— start —

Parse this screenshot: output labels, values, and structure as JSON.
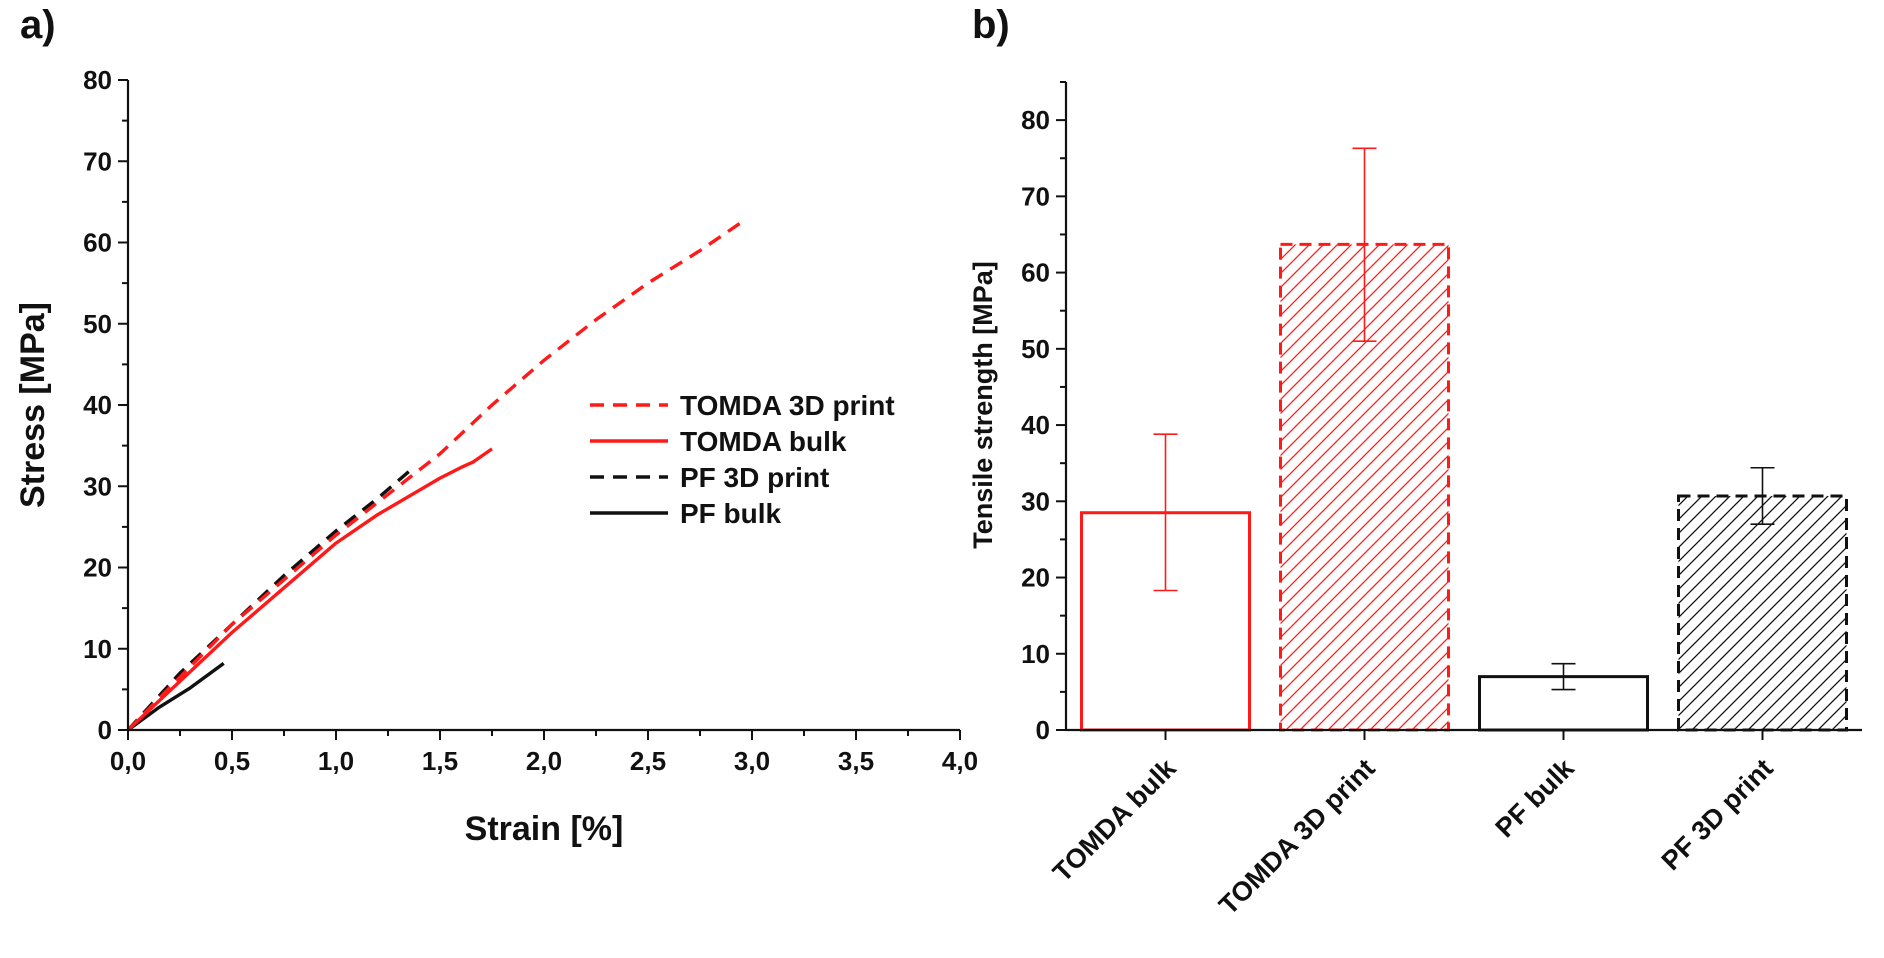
{
  "panels": {
    "a_label": "a)",
    "b_label": "b)"
  },
  "colors": {
    "red": "#ff1a1a",
    "black": "#111111"
  },
  "chart_data": [
    {
      "type": "line",
      "xlabel": "Strain [%]",
      "ylabel": "Stress [MPa]",
      "xlim": [
        0,
        4.0
      ],
      "ylim": [
        0,
        80
      ],
      "xticks": [
        "0,0",
        "0,5",
        "1,0",
        "1,5",
        "2,0",
        "2,5",
        "3,0",
        "3,5",
        "4,0"
      ],
      "yticks": [
        "0",
        "10",
        "20",
        "30",
        "40",
        "50",
        "60",
        "70",
        "80"
      ],
      "legend_position": "center-right",
      "series": [
        {
          "name": "TOMDA 3D print",
          "color": "#ff1a1a",
          "dash": "dashed",
          "points": [
            [
              0,
              0
            ],
            [
              0.25,
              6.5
            ],
            [
              0.5,
              13
            ],
            [
              0.75,
              18.5
            ],
            [
              1.0,
              24
            ],
            [
              1.25,
              29
            ],
            [
              1.5,
              34
            ],
            [
              1.75,
              40
            ],
            [
              2.0,
              45.5
            ],
            [
              2.25,
              50.5
            ],
            [
              2.5,
              55
            ],
            [
              2.75,
              59
            ],
            [
              2.95,
              62.5
            ]
          ]
        },
        {
          "name": "TOMDA bulk",
          "color": "#ff1a1a",
          "dash": "solid",
          "points": [
            [
              0,
              0
            ],
            [
              0.25,
              6
            ],
            [
              0.5,
              12
            ],
            [
              0.75,
              17.5
            ],
            [
              1.0,
              23
            ],
            [
              1.2,
              26.5
            ],
            [
              1.4,
              29.5
            ],
            [
              1.5,
              31
            ],
            [
              1.6,
              32.3
            ],
            [
              1.66,
              33
            ],
            [
              1.75,
              34.6
            ]
          ]
        },
        {
          "name": "PF 3D print",
          "color": "#111111",
          "dash": "dashed",
          "points": [
            [
              0,
              0
            ],
            [
              0.25,
              7
            ],
            [
              0.5,
              13
            ],
            [
              0.75,
              19
            ],
            [
              1.0,
              24.5
            ],
            [
              1.2,
              28.5
            ],
            [
              1.35,
              31.8
            ]
          ]
        },
        {
          "name": "PF bulk",
          "color": "#111111",
          "dash": "solid",
          "points": [
            [
              0,
              0
            ],
            [
              0.15,
              2.8
            ],
            [
              0.3,
              5.2
            ],
            [
              0.46,
              8.2
            ]
          ]
        }
      ]
    },
    {
      "type": "bar",
      "ylabel": "Tensile strength [MPa]",
      "ylim": [
        0,
        85
      ],
      "yticks": [
        "0",
        "10",
        "20",
        "30",
        "40",
        "50",
        "60",
        "70",
        "80"
      ],
      "categories": [
        "TOMDA bulk",
        "TOMDA 3D print",
        "PF bulk",
        "PF 3D print"
      ],
      "values": [
        28.5,
        63.7,
        7.0,
        30.7
      ],
      "error_low": [
        18.3,
        51.0,
        5.3,
        27.0
      ],
      "error_high": [
        38.8,
        76.3,
        8.7,
        34.4
      ],
      "bar_colors": [
        "#ff1a1a",
        "#ff1a1a",
        "#111111",
        "#111111"
      ],
      "bar_styles": [
        "solid",
        "dashed-hatched",
        "solid",
        "dashed-hatched"
      ]
    }
  ]
}
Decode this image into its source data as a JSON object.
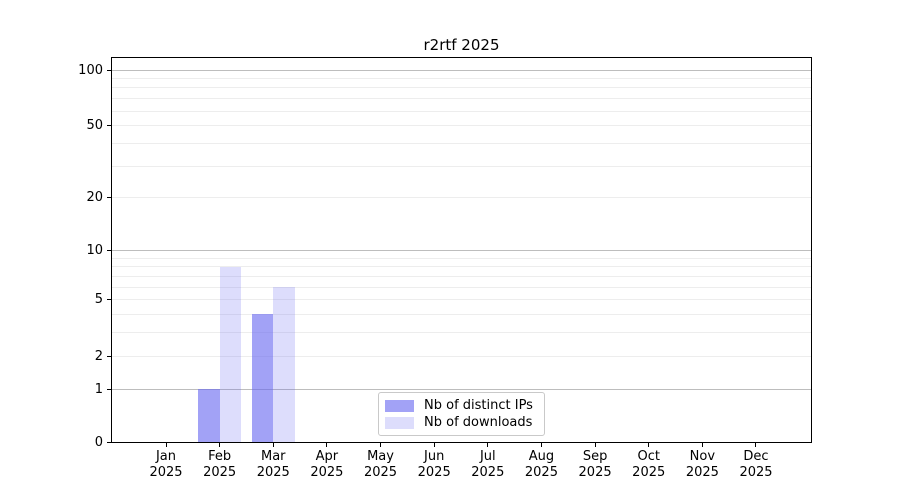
{
  "title": "r2rtf 2025",
  "chart_data": {
    "type": "bar",
    "title": "r2rtf 2025",
    "categories": [
      "Jan",
      "Feb",
      "Mar",
      "Apr",
      "May",
      "Jun",
      "Jul",
      "Aug",
      "Sep",
      "Oct",
      "Nov",
      "Dec"
    ],
    "category_year": "2025",
    "series": [
      {
        "name": "Nb of distinct IPs",
        "color": "rgba(100,100,240,0.6)",
        "color_hex": "#a7a7f0",
        "values": [
          0,
          1,
          4,
          0,
          0,
          0,
          0,
          0,
          0,
          0,
          0,
          0
        ]
      },
      {
        "name": "Nb of downloads",
        "color": "rgba(100,100,240,0.22)",
        "color_hex": "#dbdbf8",
        "values": [
          0,
          8,
          6,
          0,
          0,
          0,
          0,
          0,
          0,
          0,
          0,
          0
        ]
      }
    ],
    "xlabel": "",
    "ylabel": "",
    "yticks": [
      0,
      1,
      2,
      5,
      10,
      20,
      50,
      100
    ],
    "yscale": "log1p",
    "ylim": [
      0,
      117
    ],
    "grid": true,
    "grid_minor_values": [
      2,
      3,
      4,
      5,
      6,
      7,
      8,
      9,
      20,
      30,
      40,
      50,
      60,
      70,
      80,
      90
    ],
    "grid_major_values": [
      1,
      10,
      100
    ],
    "legend_position": "lower center"
  }
}
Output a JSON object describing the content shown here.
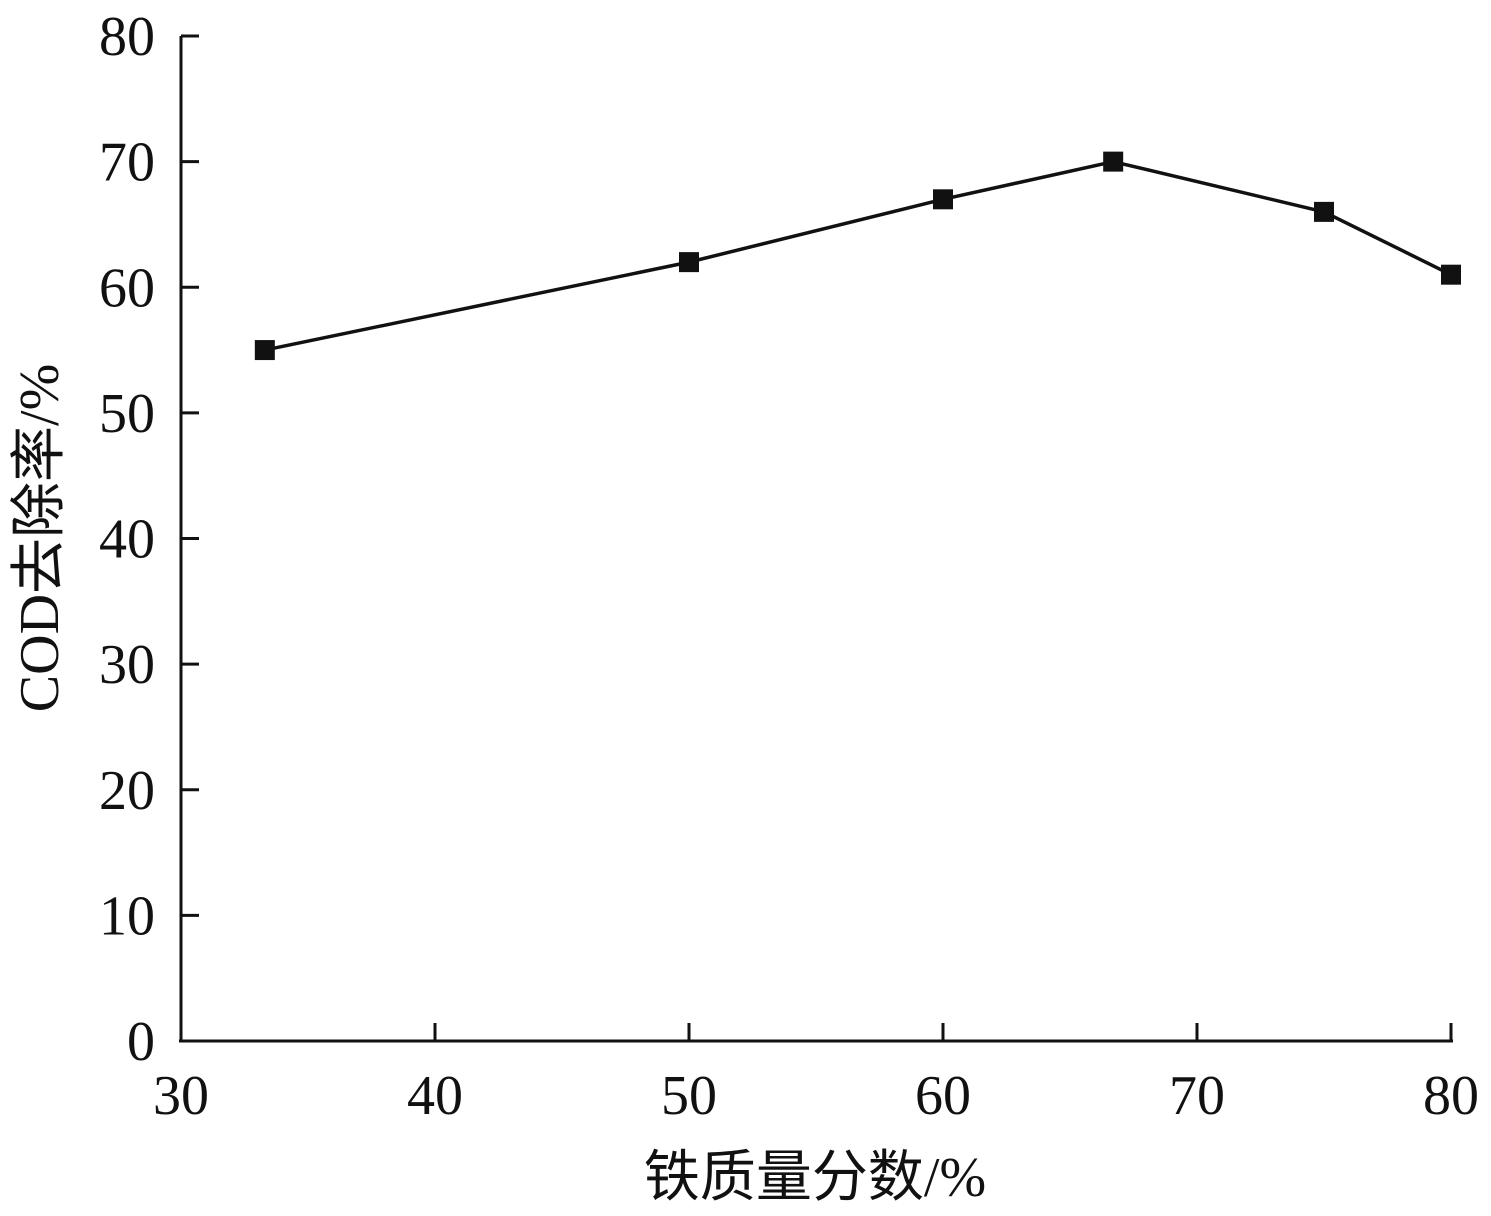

— end —

* _Problem to work on_
Keep the pictures out of the copy and return the rest of the data above exactly.

* _Exercise solution_
Parse this screenshot: output labels, values, and structure as JSON.
{
  "panels": {
    "a_label": "a)",
    "b_label": "b)"
  },
  "colors": {
    "red": "#ff1a1a",
    "black": "#111111"
  },
  "chart_data": [
    {
      "type": "line",
      "xlabel": "Strain [%]",
      "ylabel": "Stress [MPa]",
      "xlim": [
        0,
        4.0
      ],
      "ylim": [
        0,
        80
      ],
      "xticks": [
        "0,0",
        "0,5",
        "1,0",
        "1,5",
        "2,0",
        "2,5",
        "3,0",
        "3,5",
        "4,0"
      ],
      "yticks": [
        "0",
        "10",
        "20",
        "30",
        "40",
        "50",
        "60",
        "70",
        "80"
      ],
      "legend_position": "center-right",
      "series": [
        {
          "name": "TOMDA 3D print",
          "color": "#ff1a1a",
          "dash": "dashed",
          "points": [
            [
              0,
              0
            ],
            [
              0.25,
              6.5
            ],
            [
              0.5,
              13
            ],
            [
              0.75,
              18.5
            ],
            [
              1.0,
              24
            ],
            [
              1.25,
              29
            ],
            [
              1.5,
              34
            ],
            [
              1.75,
              40
            ],
            [
              2.0,
              45.5
            ],
            [
              2.25,
              50.5
            ],
            [
              2.5,
              55
            ],
            [
              2.75,
              59
            ],
            [
              2.95,
              62.5
            ]
          ]
        },
        {
          "name": "TOMDA bulk",
          "color": "#ff1a1a",
          "dash": "solid",
          "points": [
            [
              0,
              0
            ],
            [
              0.25,
              6
            ],
            [
              0.5,
              12
            ],
            [
              0.75,
              17.5
            ],
            [
              1.0,
              23
            ],
            [
              1.2,
              26.5
            ],
            [
              1.4,
              29.5
            ],
            [
              1.5,
              31
            ],
            [
              1.6,
              32.3
            ],
            [
              1.66,
              33
            ],
            [
              1.75,
              34.6
            ]
          ]
        },
        {
          "name": "PF 3D print",
          "color": "#111111",
          "dash": "dashed",
          "points": [
            [
              0,
              0
            ],
            [
              0.25,
              7
            ],
            [
              0.5,
              13
            ],
            [
              0.75,
              19
            ],
            [
              1.0,
              24.5
            ],
            [
              1.2,
              28.5
            ],
            [
              1.35,
              31.8
            ]
          ]
        },
        {
          "name": "PF bulk",
          "color": "#111111",
          "dash": "solid",
          "points": [
            [
              0,
              0
            ],
            [
              0.15,
              2.8
            ],
            [
              0.3,
              5.2
            ],
            [
              0.46,
              8.2
            ]
          ]
        }
      ]
    },
    {
      "type": "bar",
      "ylabel": "Tensile strength [MPa]",
      "ylim": [
        0,
        85
      ],
      "yticks": [
        "0",
        "10",
        "20",
        "30",
        "40",
        "50",
        "60",
        "70",
        "80"
      ],
      "categories": [
        "TOMDA bulk",
        "TOMDA 3D print",
        "PF bulk",
        "PF 3D print"
      ],
      "values": [
        28.5,
        63.7,
        7.0,
        30.7
      ],
      "error_low": [
        18.3,
        51.0,
        5.3,
        27.0
      ],
      "error_high": [
        38.8,
        76.3,
        8.7,
        34.4
      ],
      "bar_colors": [
        "#ff1a1a",
        "#ff1a1a",
        "#111111",
        "#111111"
      ],
      "bar_styles": [
        "solid",
        "dashed-hatched",
        "solid",
        "dashed-hatched"
      ]
    }
  ]
}
Decode this image into its source data as a JSON object.
{
  "title": "r2rtf 2025",
  "chart_data": {
    "type": "bar",
    "title": "r2rtf 2025",
    "categories": [
      "Jan",
      "Feb",
      "Mar",
      "Apr",
      "May",
      "Jun",
      "Jul",
      "Aug",
      "Sep",
      "Oct",
      "Nov",
      "Dec"
    ],
    "category_year": "2025",
    "series": [
      {
        "name": "Nb of distinct IPs",
        "color": "rgba(100,100,240,0.6)",
        "color_hex": "#a7a7f0",
        "values": [
          0,
          1,
          4,
          0,
          0,
          0,
          0,
          0,
          0,
          0,
          0,
          0
        ]
      },
      {
        "name": "Nb of downloads",
        "color": "rgba(100,100,240,0.22)",
        "color_hex": "#dbdbf8",
        "values": [
          0,
          8,
          6,
          0,
          0,
          0,
          0,
          0,
          0,
          0,
          0,
          0
        ]
      }
    ],
    "xlabel": "",
    "ylabel": "",
    "yticks": [
      0,
      1,
      2,
      5,
      10,
      20,
      50,
      100
    ],
    "yscale": "log1p",
    "ylim": [
      0,
      117
    ],
    "grid": true,
    "grid_minor_values": [
      2,
      3,
      4,
      5,
      6,
      7,
      8,
      9,
      20,
      30,
      40,
      50,
      60,
      70,
      80,
      90
    ],
    "grid_major_values": [
      1,
      10,
      100
    ],
    "legend_position": "lower center"
  }
}
Output a JSON object describing the content shown here.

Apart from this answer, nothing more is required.